— WHAT YOU SHOULD DO —
Every line containing the word "number" needs to be found and copied.

— EXTRACTED INFORMATION —
+ + +
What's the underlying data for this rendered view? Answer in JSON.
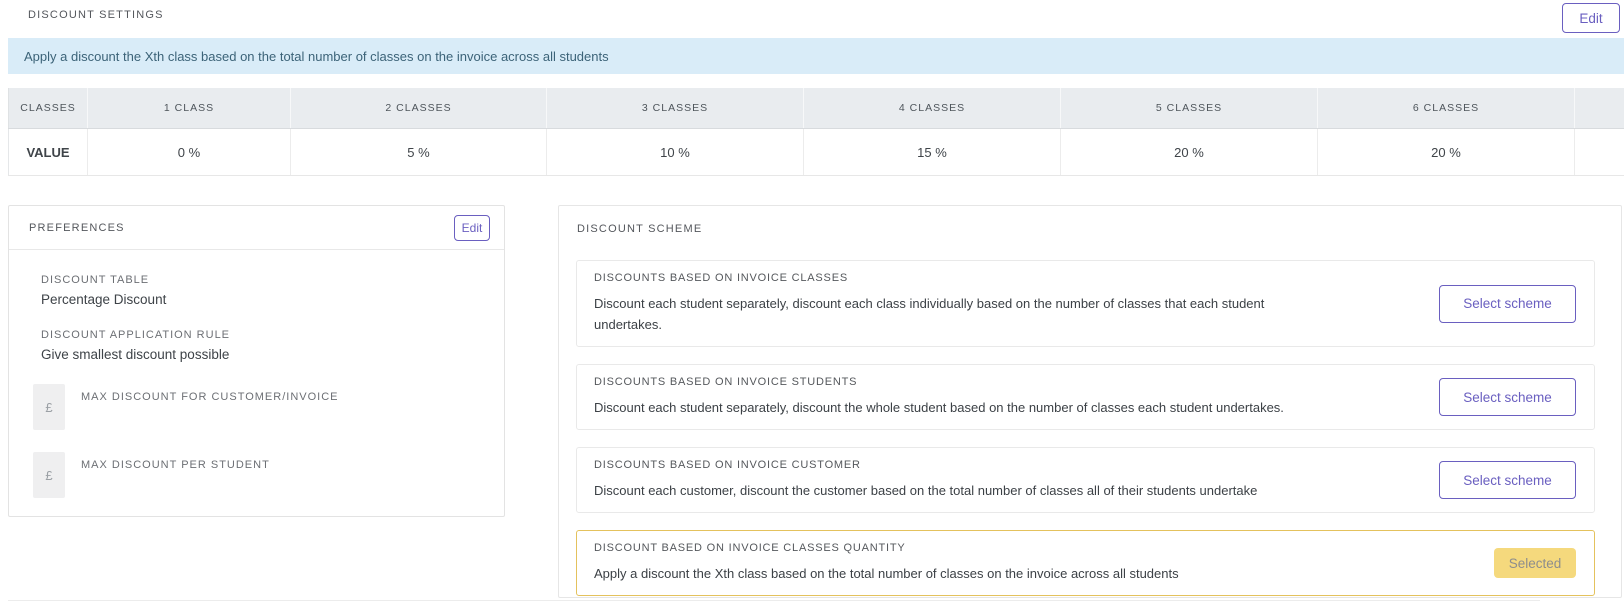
{
  "header": {
    "title": "DISCOUNT SETTINGS",
    "edit_label": "Edit"
  },
  "banner": {
    "text": "Apply a discount the Xth class based on the total number of classes on the invoice across all students"
  },
  "discount_table": {
    "row_header_column": "CLASSES",
    "value_row_label": "VALUE",
    "columns": [
      "1 CLASS",
      "2 CLASSES",
      "3 CLASSES",
      "4 CLASSES",
      "5 CLASSES",
      "6 CLASSES",
      ""
    ],
    "values": [
      "0 %",
      "5 %",
      "10 %",
      "15 %",
      "20 %",
      "20 %",
      ""
    ]
  },
  "preferences": {
    "title": "PREFERENCES",
    "edit_label": "Edit",
    "fields": [
      {
        "label": "DISCOUNT TABLE",
        "value": "Percentage Discount"
      },
      {
        "label": "DISCOUNT APPLICATION RULE",
        "value": "Give smallest discount possible"
      }
    ],
    "currency_fields": [
      {
        "prefix": "£",
        "label": "MAX DISCOUNT FOR CUSTOMER/INVOICE",
        "value": ""
      },
      {
        "prefix": "£",
        "label": "MAX DISCOUNT PER STUDENT",
        "value": ""
      }
    ]
  },
  "discount_scheme": {
    "title": "DISCOUNT SCHEME",
    "select_label": "Select scheme",
    "selected_label": "Selected",
    "schemes": [
      {
        "title": "DISCOUNTS BASED ON INVOICE CLASSES",
        "description": "Discount each student separately, discount each class individually based on the number of classes that each student undertakes.",
        "selected": false
      },
      {
        "title": "DISCOUNTS BASED ON INVOICE STUDENTS",
        "description": "Discount each student separately, discount the whole student based on the number of classes each student undertakes.",
        "selected": false
      },
      {
        "title": "DISCOUNTS BASED ON INVOICE CUSTOMER",
        "description": "Discount each customer, discount the customer based on the total number of classes all of their students undertake",
        "selected": false
      },
      {
        "title": "DISCOUNT BASED ON INVOICE CLASSES QUANTITY",
        "description": "Apply a discount the Xth class based on the total number of classes on the invoice across all students",
        "selected": true
      }
    ]
  },
  "colors": {
    "accent_purple": "#6a5fc0",
    "banner_bg": "#d9ecf8",
    "banner_text": "#3c6378",
    "table_header_bg": "#e9ecef",
    "selected_badge_bg": "#f5d97d",
    "selected_border": "#e4c25d"
  }
}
+ + +
— EXPECTED ANSWER —
    "text": "Apply a discount the Xth class based on the total number of classes on the invoice across all students"
        "description": "Discount each student separately, discount each class individually based on the number of classes that each student undertakes.",
        "description": "Discount each student separately, discount the whole student based on the number of classes each student undertakes.",
        "description": "Discount each customer, discount the customer based on the total number of classes all of their students undertake",
        "description": "Apply a discount the Xth class based on the total number of classes on the invoice across all students",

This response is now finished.